■ RECORDS TO PROCESS ■
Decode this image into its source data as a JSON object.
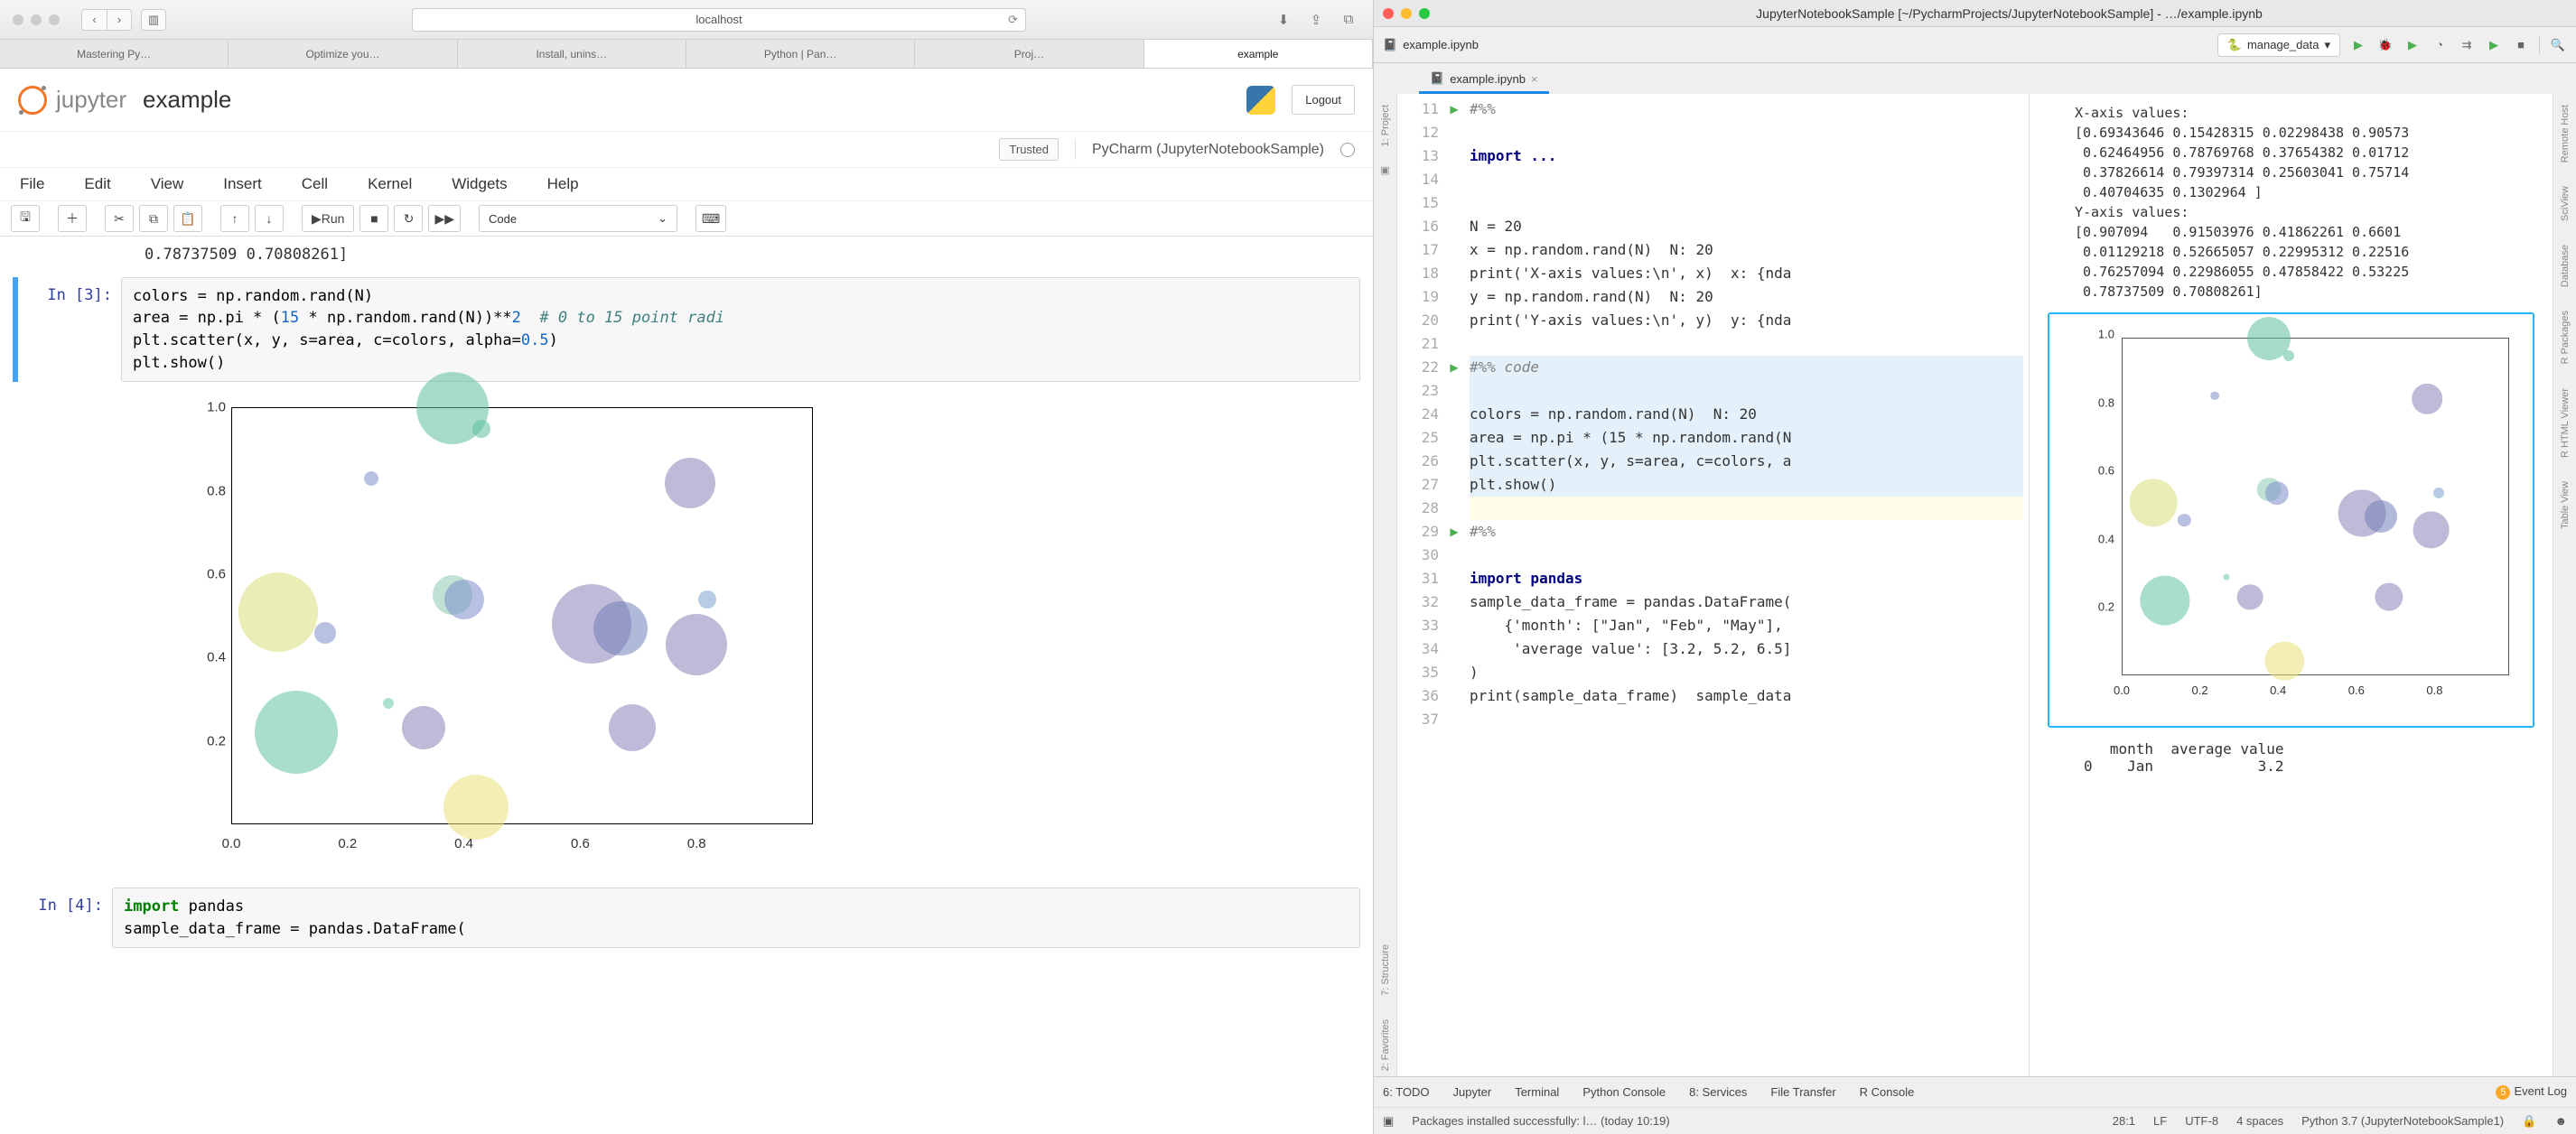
{
  "safari": {
    "address": "localhost",
    "tabs": [
      "Mastering Py…",
      "Optimize you…",
      "Install, unins…",
      "Python | Pan…",
      "Proj…",
      "example"
    ],
    "active_tab": 5
  },
  "jupyter": {
    "brand": "jupyter",
    "title": "example",
    "logout": "Logout",
    "trusted": "Trusted",
    "kernel": "PyCharm (JupyterNotebookSample)",
    "menus": [
      "File",
      "Edit",
      "View",
      "Insert",
      "Cell",
      "Kernel",
      "Widgets",
      "Help"
    ],
    "run_label": "Run",
    "cell_type": "Code",
    "prev_output": "0.78737509 0.70808261]",
    "in3_prompt": "In [3]:",
    "in3_code": "colors = np.random.rand(N)\narea = np.pi * (15 * np.random.rand(N))**2  # 0 to 15 point radi…\nplt.scatter(x, y, s=area, c=colors, alpha=0.5)\nplt.show()",
    "in4_prompt": "In [4]:",
    "in4_code": "import pandas\nsample_data_frame = pandas.DataFrame("
  },
  "chart_data": {
    "type": "scatter",
    "xlim": [
      0.0,
      1.0
    ],
    "ylim": [
      0.0,
      1.0
    ],
    "xticks": [
      0.0,
      0.2,
      0.4,
      0.6,
      0.8
    ],
    "yticks": [
      0.2,
      0.4,
      0.6,
      0.8,
      1.0
    ],
    "points": [
      {
        "x": 0.08,
        "y": 0.51,
        "r": 44,
        "c": "#d9e07a"
      },
      {
        "x": 0.11,
        "y": 0.22,
        "r": 46,
        "c": "#61c3a1"
      },
      {
        "x": 0.16,
        "y": 0.46,
        "r": 12,
        "c": "#7e8ecb"
      },
      {
        "x": 0.24,
        "y": 0.83,
        "r": 8,
        "c": "#7e8ecb"
      },
      {
        "x": 0.27,
        "y": 0.29,
        "r": 6,
        "c": "#6cc6a6"
      },
      {
        "x": 0.38,
        "y": 1.0,
        "r": 40,
        "c": "#5ec0a2"
      },
      {
        "x": 0.38,
        "y": 0.55,
        "r": 22,
        "c": "#8bcab1"
      },
      {
        "x": 0.4,
        "y": 0.54,
        "r": 22,
        "c": "#7e8ecb"
      },
      {
        "x": 0.42,
        "y": 0.04,
        "r": 36,
        "c": "#e8e07a"
      },
      {
        "x": 0.43,
        "y": 0.95,
        "r": 10,
        "c": "#5ec0a2"
      },
      {
        "x": 0.33,
        "y": 0.23,
        "r": 24,
        "c": "#8d7fb6"
      },
      {
        "x": 0.62,
        "y": 0.48,
        "r": 44,
        "c": "#8d7fb6"
      },
      {
        "x": 0.67,
        "y": 0.47,
        "r": 30,
        "c": "#6f7fb8"
      },
      {
        "x": 0.69,
        "y": 0.23,
        "r": 26,
        "c": "#8d7fb6"
      },
      {
        "x": 0.8,
        "y": 0.43,
        "r": 34,
        "c": "#8d7fb6"
      },
      {
        "x": 0.79,
        "y": 0.82,
        "r": 28,
        "c": "#8d7fb6"
      },
      {
        "x": 0.82,
        "y": 0.54,
        "r": 10,
        "c": "#7aa3cf"
      }
    ]
  },
  "ide": {
    "window_title": "JupyterNotebookSample [~/PycharmProjects/JupyterNotebookSample] - …/example.ipynb",
    "file_tab": "example.ipynb",
    "run_config": "manage_data",
    "left_rails": [
      "1: Project"
    ],
    "left_rails2": [
      "7: Structure",
      "2: Favorites"
    ],
    "right_rails": [
      "Remote Host",
      "SciView",
      "Database",
      "R Packages",
      "R HTML Viewer",
      "Table View"
    ],
    "lines": [
      {
        "n": 11,
        "run": true,
        "t": "#%%",
        "cls": "pycom"
      },
      {
        "n": 12,
        "t": ""
      },
      {
        "n": 13,
        "t": "import ...",
        "cls": "pyk2"
      },
      {
        "n": 14,
        "t": ""
      },
      {
        "n": 15,
        "t": ""
      },
      {
        "n": 16,
        "t": "N = 20"
      },
      {
        "n": 17,
        "t": "x = np.random.rand(N)  N: 20"
      },
      {
        "n": 18,
        "t": "print('X-axis values:\\n', x)  x: {nda"
      },
      {
        "n": 19,
        "t": "y = np.random.rand(N)  N: 20"
      },
      {
        "n": 20,
        "t": "print('Y-axis values:\\n', y)  y: {nda"
      },
      {
        "n": 21,
        "t": ""
      },
      {
        "n": 22,
        "run": true,
        "t": "#%% code",
        "cls": "pycom",
        "hl": true
      },
      {
        "n": 23,
        "t": "",
        "hl": true
      },
      {
        "n": 24,
        "t": "colors = np.random.rand(N)  N: 20",
        "hl": true
      },
      {
        "n": 25,
        "t": "area = np.pi * (15 * np.random.rand(N",
        "hl": true
      },
      {
        "n": 26,
        "t": "plt.scatter(x, y, s=area, c=colors, a",
        "hl": true
      },
      {
        "n": 27,
        "t": "plt.show()",
        "hl": true
      },
      {
        "n": 28,
        "t": "",
        "cur": true
      },
      {
        "n": 29,
        "run": true,
        "t": "#%%",
        "cls": "pycom"
      },
      {
        "n": 30,
        "t": ""
      },
      {
        "n": 31,
        "t": "import pandas",
        "cls": "pyk2"
      },
      {
        "n": 32,
        "t": "sample_data_frame = pandas.DataFrame("
      },
      {
        "n": 33,
        "t": "    {'month': [\"Jan\", \"Feb\", \"May\"],"
      },
      {
        "n": 34,
        "t": "     'average value': [3.2, 5.2, 6.5]"
      },
      {
        "n": 35,
        "t": ")"
      },
      {
        "n": 36,
        "t": "print(sample_data_frame)  sample_data"
      },
      {
        "n": 37,
        "t": ""
      }
    ],
    "output_x_label": "X-axis values:",
    "output_x": "[0.69343646 0.15428315 0.02298438 0.90573\n 0.62464956 0.78769768 0.37654382 0.01712\n 0.37826614 0.79397314 0.25603041 0.75714\n 0.40704635 0.1302964 ]",
    "output_y_label": "Y-axis values:",
    "output_y": "[0.907094   0.91503976 0.41862261 0.6601\n 0.01129218 0.52665057 0.22995312 0.22516\n 0.76257094 0.22986055 0.47858422 0.53225\n 0.78737509 0.70808261]",
    "df_header": "   month  average value",
    "df_row0": "0    Jan            3.2",
    "bottom": [
      "6: TODO",
      "Jupyter",
      "Terminal",
      "Python Console",
      "8: Services",
      "File Transfer",
      "R Console"
    ],
    "event_log": "Event Log",
    "event_badge": "5",
    "status_msg": "Packages installed successfully: l… (today 10:19)",
    "status_pos": "28:1",
    "status_lf": "LF",
    "status_enc": "UTF-8",
    "status_indent": "4 spaces",
    "status_py": "Python 3.7 (JupyterNotebookSample1)"
  }
}
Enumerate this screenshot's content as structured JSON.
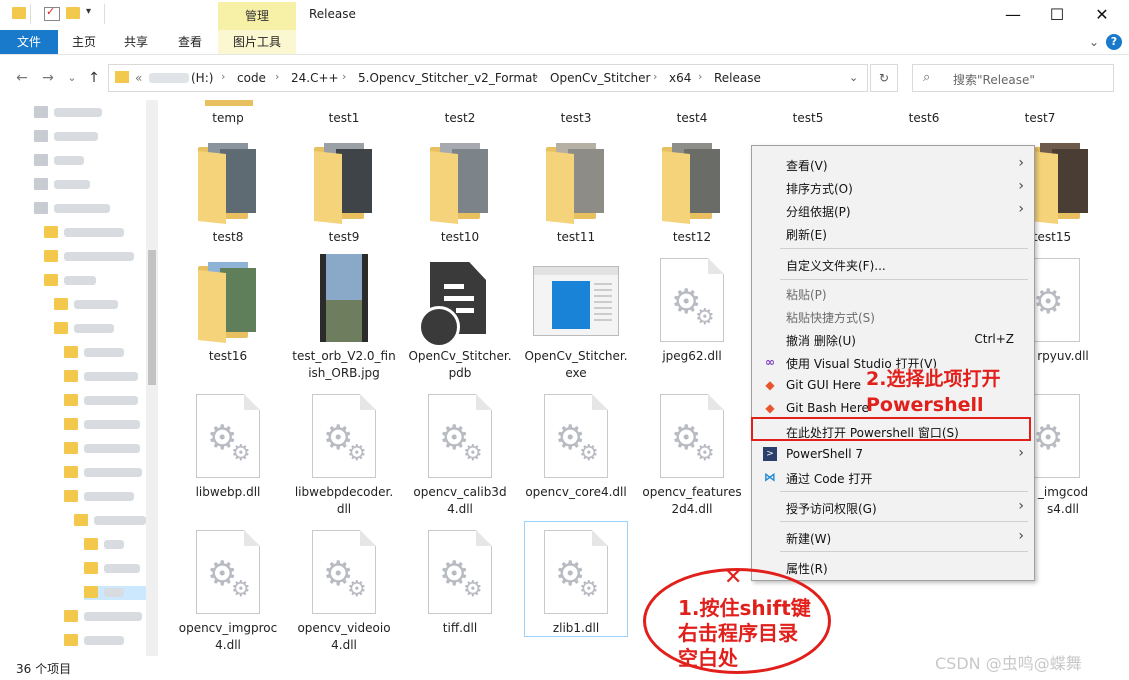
{
  "window": {
    "title": "Release",
    "ribbon_context_tab": "管理",
    "controls": {
      "minimize": "—",
      "maximize": "☐",
      "close": "✕"
    }
  },
  "ribbon": {
    "tabs": [
      "文件",
      "主页",
      "共享",
      "查看",
      "图片工具"
    ],
    "expand": "⌄",
    "help": "?"
  },
  "nav": {
    "back": "←",
    "forward": "→",
    "recent": "⌄",
    "up": "↑",
    "refresh": "↻"
  },
  "address": {
    "overflow": "«",
    "crumbs": [
      "(H:)",
      "code",
      "24.C++",
      "5.Opencv_Stitcher_v2_Format",
      "OpenCv_Stitcher",
      "x64",
      "Release"
    ],
    "separator": "›",
    "dropdown": "⌄"
  },
  "search": {
    "placeholder": "搜索\"Release\""
  },
  "files": {
    "row0": [
      "temp",
      "test1",
      "test2",
      "test3",
      "test4",
      "test5",
      "test6",
      "test7"
    ],
    "row1": [
      "test8",
      "test9",
      "test10",
      "test11",
      "test12",
      "test15"
    ],
    "row2": [
      "test16",
      "test_orb_V2.0_finish_ORB.jpg",
      "OpenCv_Stitcher.pdb",
      "OpenCv_Stitcher.exe",
      "jpeg62.dll",
      "rpyuv.dll"
    ],
    "row3": [
      "libwebp.dll",
      "libwebpdecoder.dll",
      "opencv_calib3d4.dll",
      "opencv_core4.dll",
      "opencv_features2d4.dll",
      "_imgcods4.dll"
    ],
    "row4": [
      "opencv_imgproc4.dll",
      "opencv_videoio4.dll",
      "tiff.dll",
      "zlib1.dll"
    ]
  },
  "context_menu": {
    "items": [
      {
        "label": "查看(V)",
        "submenu": true
      },
      {
        "label": "排序方式(O)",
        "submenu": true
      },
      {
        "label": "分组依据(P)",
        "submenu": true
      },
      {
        "label": "刷新(E)"
      },
      {
        "label": "自定义文件夹(F)..."
      },
      {
        "label": "粘贴(P)",
        "disabled": true
      },
      {
        "label": "粘贴快捷方式(S)",
        "disabled": true
      },
      {
        "label": "撤消 删除(U)",
        "shortcut": "Ctrl+Z"
      },
      {
        "label": "使用 Visual Studio 打开(V)",
        "icon": "visual-studio-icon"
      },
      {
        "label": "Git GUI Here",
        "icon": "git-icon"
      },
      {
        "label": "Git Bash Here",
        "icon": "git-icon"
      },
      {
        "label": "在此处打开 Powershell 窗口(S)"
      },
      {
        "label": "PowerShell 7",
        "icon": "powershell-icon",
        "submenu": true
      },
      {
        "label": "通过 Code 打开",
        "icon": "vscode-icon"
      },
      {
        "label": "授予访问权限(G)",
        "submenu": true
      },
      {
        "label": "新建(W)",
        "submenu": true
      },
      {
        "label": "属性(R)"
      }
    ],
    "submenu_arrow": "›"
  },
  "annotations": {
    "step2": "2.选择此项打开",
    "step2_b": "Powershell",
    "step1_lines": [
      "1.按住shift键",
      "右击程序目录",
      "空白处"
    ],
    "cross": "✕",
    "color": "#e1201c"
  },
  "status": {
    "item_count": "36 个项目"
  },
  "watermark": "CSDN @虫鸣@蝶舞",
  "colors": {
    "file_tab": "#1979ca",
    "selection_border": "#99d1ff",
    "menu_bg": "#f2f2f2"
  }
}
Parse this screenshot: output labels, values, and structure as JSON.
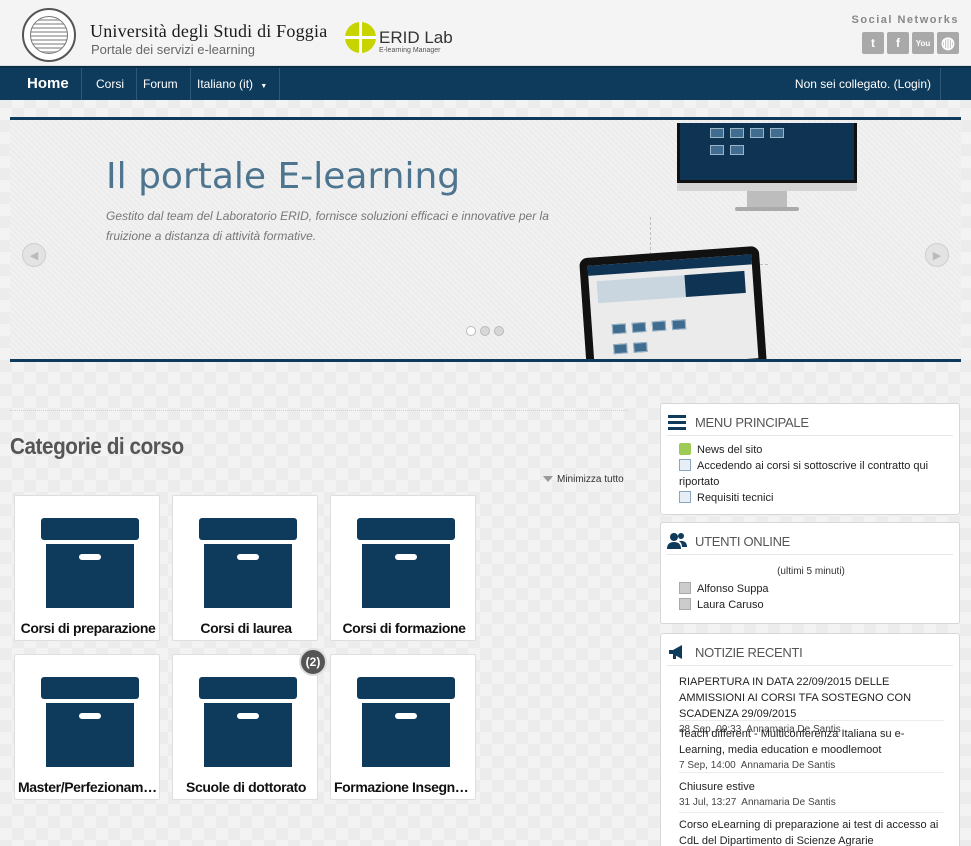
{
  "header": {
    "university_name": "Università degli Studi di Foggia",
    "portal_subtitle": "Portale dei servizi e-learning",
    "erid_title": "ERID Lab",
    "erid_subtitle": "E-learning Manager",
    "social_title": "Social Networks",
    "social_icons": [
      "twitter-icon",
      "facebook-icon",
      "youtube-icon",
      "globe-icon"
    ],
    "social_glyphs": [
      "t",
      "f",
      "You",
      "◍"
    ]
  },
  "nav": {
    "home": "Home",
    "corsi": "Corsi",
    "forum": "Forum",
    "language": "Italiano (it)",
    "login_status": "Non sei collegato. (Login)"
  },
  "slider": {
    "title": "Il portale E-learning",
    "description": "Gestito dal team del Laboratorio ERID, fornisce soluzioni efficaci e innovative per la fruizione a distanza di attività formative.",
    "active_dot": 1,
    "dot_count": 3,
    "prev_glyph": "◀",
    "next_glyph": "▶"
  },
  "categories": {
    "heading": "Categorie di corso",
    "collapse_all": "Minimizza tutto",
    "items": [
      {
        "label": "Corsi di preparazione"
      },
      {
        "label": "Corsi di laurea"
      },
      {
        "label": "Corsi di formazione"
      },
      {
        "label": "Master/Perfezionamen..."
      },
      {
        "label": "Scuole di dottorato",
        "badge": "(2)"
      },
      {
        "label": "Formazione Insegnanti"
      }
    ]
  },
  "sidebar": {
    "menu": {
      "title": "Menu principale",
      "items": [
        {
          "label": "News del sito",
          "icon": "news-icon"
        },
        {
          "label": "Accedendo ai corsi si sottoscrive il contratto qui riportato",
          "icon": "page-icon"
        },
        {
          "label": "Requisiti tecnici",
          "icon": "page-icon"
        }
      ]
    },
    "users": {
      "title": "Utenti online",
      "note": "(ultimi 5 minuti)",
      "list": [
        "Alfonso Suppa",
        "Laura Caruso"
      ]
    },
    "news": {
      "title": "Notizie recenti",
      "items": [
        {
          "title": "RIAPERTURA IN DATA 22/09/2015 DELLE AMMISSIONI AI CORSI TFA SOSTEGNO CON SCADENZA 29/09/2015",
          "date": "28 Sep, 09:33",
          "author": "Annamaria De Santis"
        },
        {
          "title": "Teach different - Multiconferenza Italiana su e-Learning, media education e moodlemoot",
          "date": "7 Sep, 14:00",
          "author": "Annamaria De Santis"
        },
        {
          "title": "Chiusure estive",
          "date": "31 Jul, 13:27",
          "author": "Annamaria De Santis"
        },
        {
          "title": "Corso eLearning di preparazione ai test di accesso ai CdL del Dipartimento di Scienze Agrarie",
          "date": "",
          "author": ""
        }
      ]
    }
  },
  "colors": {
    "navy": "#0e3a5b",
    "accent_green": "#c8d400",
    "slide_title": "#4e7590"
  }
}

■ TASK INSTRUCTIONS ■
Pick out each line that holds the string "Python".

■ COMPLETED TASK ■
      "Python | Pan…",
      "Python Console",
    "status_py": "Python 3.7 (JupyterNotebookSample1)"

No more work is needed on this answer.